# TASK OBJECTIVE:
Return, from the data below, each line that contains the word "document".

- - - -

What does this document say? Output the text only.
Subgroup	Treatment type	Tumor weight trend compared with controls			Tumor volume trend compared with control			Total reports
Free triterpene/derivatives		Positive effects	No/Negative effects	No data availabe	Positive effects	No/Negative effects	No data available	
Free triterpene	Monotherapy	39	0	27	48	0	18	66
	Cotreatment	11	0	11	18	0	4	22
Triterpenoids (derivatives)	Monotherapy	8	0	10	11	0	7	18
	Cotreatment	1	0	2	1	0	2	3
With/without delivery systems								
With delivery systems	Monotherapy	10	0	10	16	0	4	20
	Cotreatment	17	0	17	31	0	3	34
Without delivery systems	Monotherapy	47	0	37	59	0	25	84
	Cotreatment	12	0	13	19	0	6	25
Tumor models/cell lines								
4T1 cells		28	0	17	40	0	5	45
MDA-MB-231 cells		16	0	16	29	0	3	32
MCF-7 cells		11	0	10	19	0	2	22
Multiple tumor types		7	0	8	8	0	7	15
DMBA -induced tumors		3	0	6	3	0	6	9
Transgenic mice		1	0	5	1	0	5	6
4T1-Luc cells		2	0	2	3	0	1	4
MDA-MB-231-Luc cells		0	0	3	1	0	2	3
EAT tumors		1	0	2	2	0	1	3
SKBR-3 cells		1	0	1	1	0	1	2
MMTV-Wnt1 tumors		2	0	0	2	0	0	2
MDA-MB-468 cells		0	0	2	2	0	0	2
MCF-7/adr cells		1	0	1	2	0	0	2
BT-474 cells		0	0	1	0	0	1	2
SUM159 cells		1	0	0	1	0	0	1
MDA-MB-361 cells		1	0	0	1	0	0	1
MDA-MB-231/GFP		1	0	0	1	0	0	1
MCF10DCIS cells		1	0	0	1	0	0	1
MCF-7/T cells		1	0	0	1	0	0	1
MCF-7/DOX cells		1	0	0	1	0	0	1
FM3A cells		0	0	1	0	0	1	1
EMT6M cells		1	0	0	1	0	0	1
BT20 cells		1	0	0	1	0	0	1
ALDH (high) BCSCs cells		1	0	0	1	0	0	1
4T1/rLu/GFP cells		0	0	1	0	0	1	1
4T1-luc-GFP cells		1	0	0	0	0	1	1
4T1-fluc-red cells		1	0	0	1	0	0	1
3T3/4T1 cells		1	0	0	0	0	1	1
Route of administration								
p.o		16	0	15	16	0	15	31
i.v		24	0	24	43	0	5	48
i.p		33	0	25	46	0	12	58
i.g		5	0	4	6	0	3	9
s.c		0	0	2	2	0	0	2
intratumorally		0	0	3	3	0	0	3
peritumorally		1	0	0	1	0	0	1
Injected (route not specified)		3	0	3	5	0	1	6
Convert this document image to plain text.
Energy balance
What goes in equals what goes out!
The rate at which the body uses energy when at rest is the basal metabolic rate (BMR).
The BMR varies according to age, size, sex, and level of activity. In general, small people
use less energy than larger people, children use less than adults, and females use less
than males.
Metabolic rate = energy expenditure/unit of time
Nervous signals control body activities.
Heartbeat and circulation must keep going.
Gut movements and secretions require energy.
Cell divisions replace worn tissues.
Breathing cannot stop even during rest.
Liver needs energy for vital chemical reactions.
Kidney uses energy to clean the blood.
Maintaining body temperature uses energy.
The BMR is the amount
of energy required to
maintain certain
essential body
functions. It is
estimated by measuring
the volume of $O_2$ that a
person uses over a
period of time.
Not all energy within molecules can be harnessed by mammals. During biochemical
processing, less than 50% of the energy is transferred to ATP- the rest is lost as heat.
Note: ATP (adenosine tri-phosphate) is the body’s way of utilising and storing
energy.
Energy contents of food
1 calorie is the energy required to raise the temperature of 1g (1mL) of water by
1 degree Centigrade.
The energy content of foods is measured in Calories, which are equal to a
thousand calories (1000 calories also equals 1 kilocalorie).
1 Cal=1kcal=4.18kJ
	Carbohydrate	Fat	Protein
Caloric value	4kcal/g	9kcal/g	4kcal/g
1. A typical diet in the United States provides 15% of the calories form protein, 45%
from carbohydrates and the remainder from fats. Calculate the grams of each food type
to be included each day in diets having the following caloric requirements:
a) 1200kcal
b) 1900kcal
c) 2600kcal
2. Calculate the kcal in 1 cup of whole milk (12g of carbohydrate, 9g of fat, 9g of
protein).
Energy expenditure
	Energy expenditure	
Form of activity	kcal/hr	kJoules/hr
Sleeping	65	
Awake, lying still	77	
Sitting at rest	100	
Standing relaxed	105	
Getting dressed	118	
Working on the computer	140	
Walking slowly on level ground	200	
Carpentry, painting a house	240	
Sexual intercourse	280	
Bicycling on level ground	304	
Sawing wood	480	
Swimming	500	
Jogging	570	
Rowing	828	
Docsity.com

- - - -

# RESPONSE AREA:
What does this document say? Output the text only.
Convert this document image to plain text.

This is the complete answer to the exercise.